■ **INSTRUCTION**
Extract the complete data exactly as given.

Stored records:
◇ ◇ ◇ ◇ ◇ ◇ ◇
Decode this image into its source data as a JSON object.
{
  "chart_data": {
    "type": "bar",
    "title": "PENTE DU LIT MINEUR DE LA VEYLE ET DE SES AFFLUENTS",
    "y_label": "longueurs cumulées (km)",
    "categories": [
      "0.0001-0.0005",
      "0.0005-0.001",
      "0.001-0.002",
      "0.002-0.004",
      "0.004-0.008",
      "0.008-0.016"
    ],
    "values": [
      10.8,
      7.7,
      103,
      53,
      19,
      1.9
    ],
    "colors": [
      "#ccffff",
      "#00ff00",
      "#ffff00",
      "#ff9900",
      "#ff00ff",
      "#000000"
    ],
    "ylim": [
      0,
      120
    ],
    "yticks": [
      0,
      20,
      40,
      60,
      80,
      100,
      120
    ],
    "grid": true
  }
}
◇ ◇ ◇ ◇ ◇ ◇ ◇
■ **CORRECT RESULT**
Decode this image into its source data as a JSON object.
{
  "chart_data": {
    "type": "bar",
    "title": "PENTE DU LIT MINEUR DE LA VEYLE ET DE SES AFFLUENTS",
    "y_label": "longueurs cumulées (km)",
    "categories": [
      "0.0001-0.0005",
      "0.0005-0.001",
      "0.001-0.002",
      "0.002-0.004",
      "0.004-0.008",
      "0.008-0.016"
    ],
    "values": [
      10.8,
      7.7,
      103,
      53,
      19,
      1.9
    ],
    "colors": [
      "#ccffff",
      "#00ff00",
      "#ffff00",
      "#ff9900",
      "#ff00ff",
      "#000000"
    ],
    "ylim": [
      0,
      120
    ],
    "yticks": [
      0,
      20,
      40,
      60,
      80,
      100,
      120
    ],
    "grid": true
  }
}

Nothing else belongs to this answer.